- [TASK OBJECTIVE]:
Each line below must be set down exactly; omit any image you find.

___ MATERIAL PROVIDED

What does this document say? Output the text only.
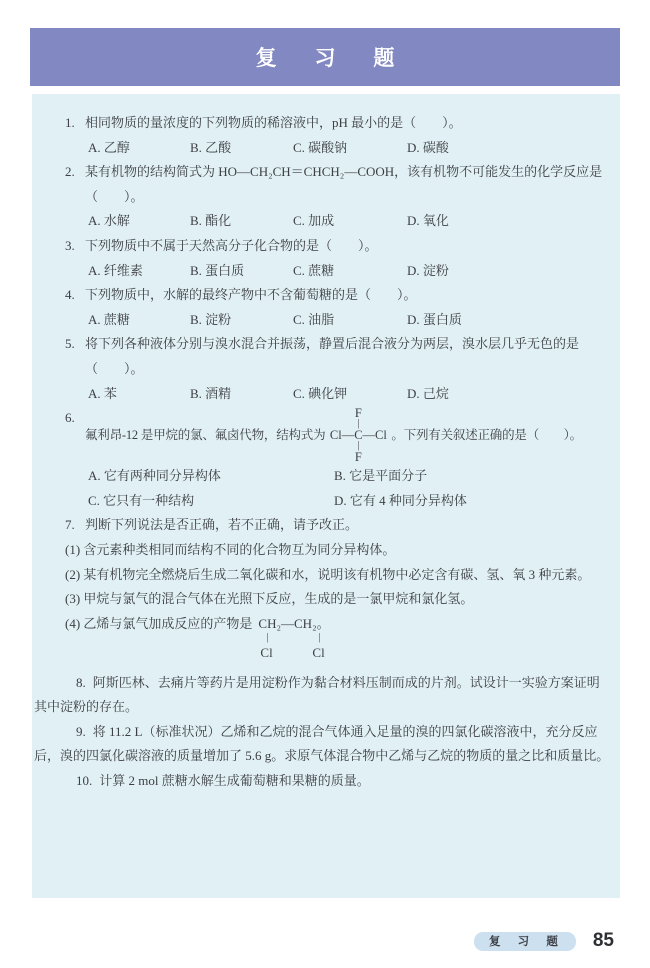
复 习 题
1. 相同物质的量浓度的下列物质的稀溶液中，pH 最小的是（　　）。
A. 乙醇	B. 乙酸	C. 碳酸钠	D. 碳酸
2. 某有机物的结构简式为 HO—CH₂CH＝CHCH₂—COOH，该有机物不可能发生的化学反应是（　　）。
A. 水解	B. 酯化	C. 加成	D. 氧化
3. 下列物质中不属于天然高分子化合物的是（　　）。
A. 纤维素	B. 蛋白质	C. 蔗糖	D. 淀粉
4. 下列物质中，水解的最终产物中不含葡萄糖的是（　　）。
A. 蔗糖	B. 淀粉	C. 油脂	D. 蛋白质
5. 将下列各种液体分别与溴水混合并振荡，静置后混合液分为两层，溴水层几乎无色的是（　　）。
A. 苯	B. 酒精	C. 碘化钾	D. 己烷
6.
氟利昂-12 是甲烷的氯、氟卤代物，结构式为
F
|
Cl—C—Cl
|
F
。下列有关叙述正确的是（　　）。
A. 它有两种同分异构体	B. 它是平面分子
C. 它只有一种结构	D. 它有 4 种同分异构体
7. 判断下列说法是否正确，若不正确，请予改正。
(1) 含元素种类相同而结构不同的化合物互为同分异构体。
(2) 某有机物完全燃烧后生成二氧化碳和水，说明该有机物中必定含有碳、氢、氧 3 种元素。
(3) 甲烷与氯气的混合气体在光照下反应，生成的是一氯甲烷和氯化氢。
(4) 乙烯与氯气加成反应的产物是 CH₂—CH₂。
|	|
Cl	Cl

8. 阿斯匹林、去痛片等药片是用淀粉作为黏合材料压制而成的片剂。试设计一实验方案证明其中淀粉的存在。

9. 将 11.2 L（标准状况）乙烯和乙烷的混合气体通入足量的溴的四氯化碳溶液中，充分反应后，溴的四氯化碳溶液的质量增加了 5.6 g。求原气体混合物中乙烯与乙烷的物质的量之比和质量比。

10. 计算 2 mol 蔗糖水解生成葡萄糖和果糖的质量。

复 习 题	85
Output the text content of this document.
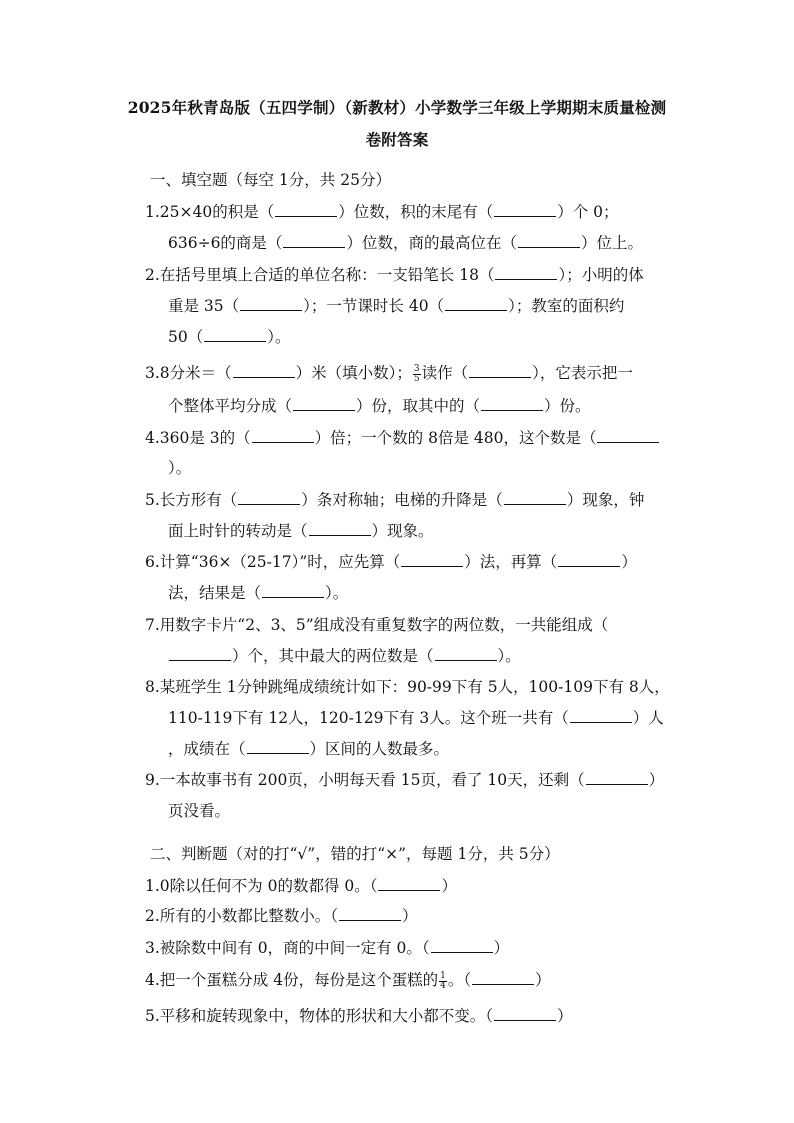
2025年秋青岛版（五四学制）（新教材）小学数学三年级上学期期末质量检测
卷附答案
一、填空题（每空 1分，共 25分）
1.25×40的积是（	）位数，积的末尾有（	）个 0；
636÷6的商是（	）位数，商的最高位在（	）位上。
2.在括号里填上合适的单位名称：一支铅笔长 18（	）；小明的体
重是 35（	）；一节课时长 40（	）；教室的面积约
50（	）。
3.8分米＝（	）米（填小数）； $\frac{3}{5}$ 读作（	），它表示把一
个整体平均分成（	）份，取其中的（	）份。
4.360是 3的（	）倍；一个数的 8倍是 480，这个数是（
）。
5.长方形有（	）条对称轴；电梯的升降是（	）现象，钟
面上时针的转动是（	）现象。
6.计算“36×（25-17）”时，应先算（	）法，再算（	）
法，结果是（	）。
7.用数字卡片“2、3、5”组成没有重复数字的两位数，一共能组成（
）个，其中最大的两位数是（	）。
8.某班学生 1分钟跳绳成绩统计如下：90-99下有 5人，100-109下有 8人，
110-119下有 12人，120-129下有 3人。这个班一共有（	）人
，成绩在（	）区间的人数最多。
9.一本故事书有 200页，小明每天看 15页，看了 10天，还剩（	）
页没看。
二、判断题（对的打“√”，错的打“×”，每题 1分，共 5分）
1.0除以任何不为 0的数都得 0。（	）
2.所有的小数都比整数小。（	）
3.被除数中间有 0，商的中间一定有 0。（	）
4.把一个蛋糕分成 4份，每份是这个蛋糕的 $\frac{1}{4}$ 。（	）
5.平移和旋转现象中，物体的形状和大小都不变。（	）
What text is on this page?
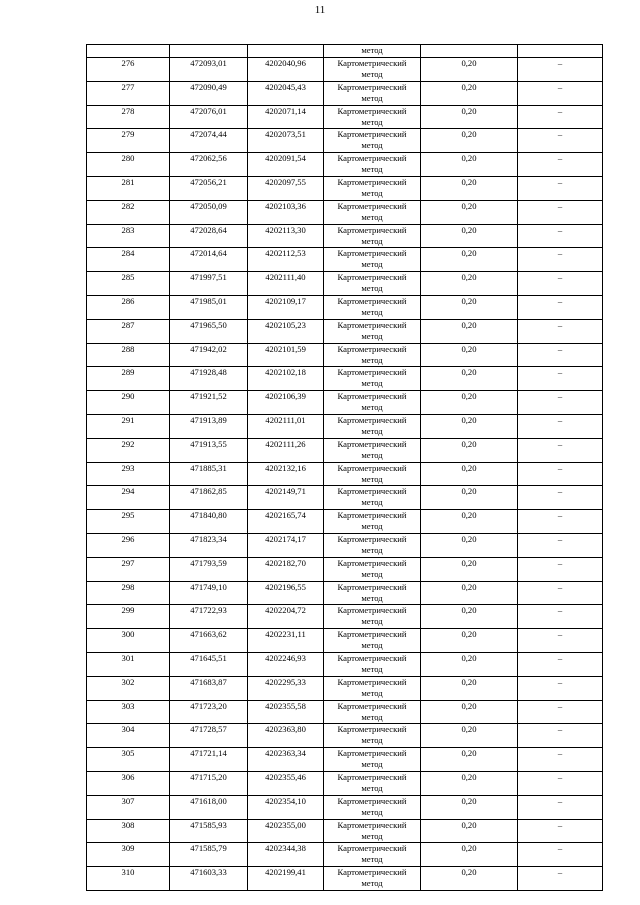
11
			метод		
276	472093,01	4202040,96	Картометрический
метод	0,20	–
277	472090,49	4202045,43	Картометрический
метод	0,20	–
278	472076,01	4202071,14	Картометрический
метод	0,20	–
279	472074,44	4202073,51	Картометрический
метод	0,20	–
280	472062,56	4202091,54	Картометрический
метод	0,20	–
281	472056,21	4202097,55	Картометрический
метод	0,20	–
282	472050,09	4202103,36	Картометрический
метод	0,20	–
283	472028,64	4202113,30	Картометрический
метод	0,20	–
284	472014,64	4202112,53	Картометрический
метод	0,20	–
285	471997,51	4202111,40	Картометрический
метод	0,20	–
286	471985,01	4202109,17	Картометрический
метод	0,20	–
287	471965,50	4202105,23	Картометрический
метод	0,20	–
288	471942,02	4202101,59	Картометрический
метод	0,20	–
289	471928,48	4202102,18	Картометрический
метод	0,20	–
290	471921,52	4202106,39	Картометрический
метод	0,20	–
291	471913,89	4202111,01	Картометрический
метод	0,20	–
292	471913,55	4202111,26	Картометрический
метод	0,20	–
293	471885,31	4202132,16	Картометрический
метод	0,20	–
294	471862,85	4202149,71	Картометрический
метод	0,20	–
295	471840,80	4202165,74	Картометрический
метод	0,20	–
296	471823,34	4202174,17	Картометрический
метод	0,20	–
297	471793,59	4202182,70	Картометрический
метод	0,20	–
298	471749,10	4202196,55	Картометрический
метод	0,20	–
299	471722,93	4202204,72	Картометрический
метод	0,20	–
300	471663,62	4202231,11	Картометрический
метод	0,20	–
301	471645,51	4202246,93	Картометрический
метод	0,20	–
302	471683,87	4202295,33	Картометрический
метод	0,20	–
303	471723,20	4202355,58	Картометрический
метод	0,20	–
304	471728,57	4202363,80	Картометрический
метод	0,20	–
305	471721,14	4202363,34	Картометрический
метод	0,20	–
306	471715,20	4202355,46	Картометрический
метод	0,20	–
307	471618,00	4202354,10	Картометрический
метод	0,20	–
308	471585,93	4202355,00	Картометрический
метод	0,20	–
309	471585,79	4202344,38	Картометрический
метод	0,20	–
310	471603,33	4202199,41	Картометрический
метод	0,20	–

______

- [SOLVED PROBLEM]:
What does this document say? Output the text only.
复 习 题
1. 相同物质的量浓度的下列物质的稀溶液中，pH 最小的是（　　）。
A. 乙醇	B. 乙酸	C. 碳酸钠	D. 碳酸
2. 某有机物的结构简式为 HO—CH₂CH＝CHCH₂—COOH，该有机物不可能发生的化学反应是（　　）。
A. 水解	B. 酯化	C. 加成	D. 氧化
3. 下列物质中不属于天然高分子化合物的是（　　）。
A. 纤维素	B. 蛋白质	C. 蔗糖	D. 淀粉
4. 下列物质中，水解的最终产物中不含葡萄糖的是（　　）。
A. 蔗糖	B. 淀粉	C. 油脂	D. 蛋白质
5. 将下列各种液体分别与溴水混合并振荡，静置后混合液分为两层，溴水层几乎无色的是（　　）。
A. 苯	B. 酒精	C. 碘化钾	D. 己烷
6.
氟利昂-12 是甲烷的氯、氟卤代物，结构式为
F
|
Cl—C—Cl
|
F
。下列有关叙述正确的是（　　）。
A. 它有两种同分异构体	B. 它是平面分子
C. 它只有一种结构	D. 它有 4 种同分异构体
7. 判断下列说法是否正确，若不正确，请予改正。
(1) 含元素种类相同而结构不同的化合物互为同分异构体。
(2) 某有机物完全燃烧后生成二氧化碳和水，说明该有机物中必定含有碳、氢、氧 3 种元素。
(3) 甲烷与氯气的混合气体在光照下反应，生成的是一氯甲烷和氯化氢。
(4) 乙烯与氯气加成反应的产物是 CH₂—CH₂。
|	|
Cl	Cl

8. 阿斯匹林、去痛片等药片是用淀粉作为黏合材料压制而成的片剂。试设计一实验方案证明其中淀粉的存在。

9. 将 11.2 L（标准状况）乙烯和乙烷的混合气体通入足量的溴的四氯化碳溶液中，充分反应后，溴的四氯化碳溶液的质量增加了 5.6 g。求原气体混合物中乙烯与乙烷的物质的量之比和质量比。

10. 计算 2 mol 蔗糖水解生成葡萄糖和果糖的质量。

复 习 题	85
Output the text content of this document.
2025年秋青岛版（五四学制）（新教材）小学数学三年级上学期期末质量检测
卷附答案
一、填空题（每空 1分，共 25分）
1.25×40的积是（	）位数，积的末尾有（	）个 0；
636÷6的商是（	）位数，商的最高位在（	）位上。
2.在括号里填上合适的单位名称：一支铅笔长 18（	）；小明的体
重是 35（	）；一节课时长 40（	）；教室的面积约
50（	）。
3.8分米＝（	）米（填小数）； $\frac{3}{5}$ 读作（	），它表示把一
个整体平均分成（	）份，取其中的（	）份。
4.360是 3的（	）倍；一个数的 8倍是 480，这个数是（
）。
5.长方形有（	）条对称轴；电梯的升降是（	）现象，钟
面上时针的转动是（	）现象。
6.计算“36×（25-17）”时，应先算（	）法，再算（	）
法，结果是（	）。
7.用数字卡片“2、3、5”组成没有重复数字的两位数，一共能组成（
）个，其中最大的两位数是（	）。
8.某班学生 1分钟跳绳成绩统计如下：90-99下有 5人，100-109下有 8人，
110-119下有 12人，120-129下有 3人。这个班一共有（	）人
，成绩在（	）区间的人数最多。
9.一本故事书有 200页，小明每天看 15页，看了 10天，还剩（	）
页没看。
二、判断题（对的打“√”，错的打“×”，每题 1分，共 5分）
1.0除以任何不为 0的数都得 0。（	）
2.所有的小数都比整数小。（	）
3.被除数中间有 0，商的中间一定有 0。（	）
4.把一个蛋糕分成 4份，每份是这个蛋糕的 $\frac{1}{4}$ 。（	）
5.平移和旋转现象中，物体的形状和大小都不变。（	）
What text is on this page?
11
			метод		
276	472093,01	4202040,96	Картометрический
метод	0,20	–
277	472090,49	4202045,43	Картометрический
метод	0,20	–
278	472076,01	4202071,14	Картометрический
метод	0,20	–
279	472074,44	4202073,51	Картометрический
метод	0,20	–
280	472062,56	4202091,54	Картометрический
метод	0,20	–
281	472056,21	4202097,55	Картометрический
метод	0,20	–
282	472050,09	4202103,36	Картометрический
метод	0,20	–
283	472028,64	4202113,30	Картометрический
метод	0,20	–
284	472014,64	4202112,53	Картометрический
метод	0,20	–
285	471997,51	4202111,40	Картометрический
метод	0,20	–
286	471985,01	4202109,17	Картометрический
метод	0,20	–
287	471965,50	4202105,23	Картометрический
метод	0,20	–
288	471942,02	4202101,59	Картометрический
метод	0,20	–
289	471928,48	4202102,18	Картометрический
метод	0,20	–
290	471921,52	4202106,39	Картометрический
метод	0,20	–
291	471913,89	4202111,01	Картометрический
метод	0,20	–
292	471913,55	4202111,26	Картометрический
метод	0,20	–
293	471885,31	4202132,16	Картометрический
метод	0,20	–
294	471862,85	4202149,71	Картометрический
метод	0,20	–
295	471840,80	4202165,74	Картометрический
метод	0,20	–
296	471823,34	4202174,17	Картометрический
метод	0,20	–
297	471793,59	4202182,70	Картометрический
метод	0,20	–
298	471749,10	4202196,55	Картометрический
метод	0,20	–
299	471722,93	4202204,72	Картометрический
метод	0,20	–
300	471663,62	4202231,11	Картометрический
метод	0,20	–
301	471645,51	4202246,93	Картометрический
метод	0,20	–
302	471683,87	4202295,33	Картометрический
метод	0,20	–
303	471723,20	4202355,58	Картометрический
метод	0,20	–
304	471728,57	4202363,80	Картометрический
метод	0,20	–
305	471721,14	4202363,34	Картометрический
метод	0,20	–
306	471715,20	4202355,46	Картометрический
метод	0,20	–
307	471618,00	4202354,10	Картометрический
метод	0,20	–
308	471585,93	4202355,00	Картометрический
метод	0,20	–
309	471585,79	4202344,38	Картометрический
метод	0,20	–
310	471603,33	4202199,41	Картометрический
метод	0,20	–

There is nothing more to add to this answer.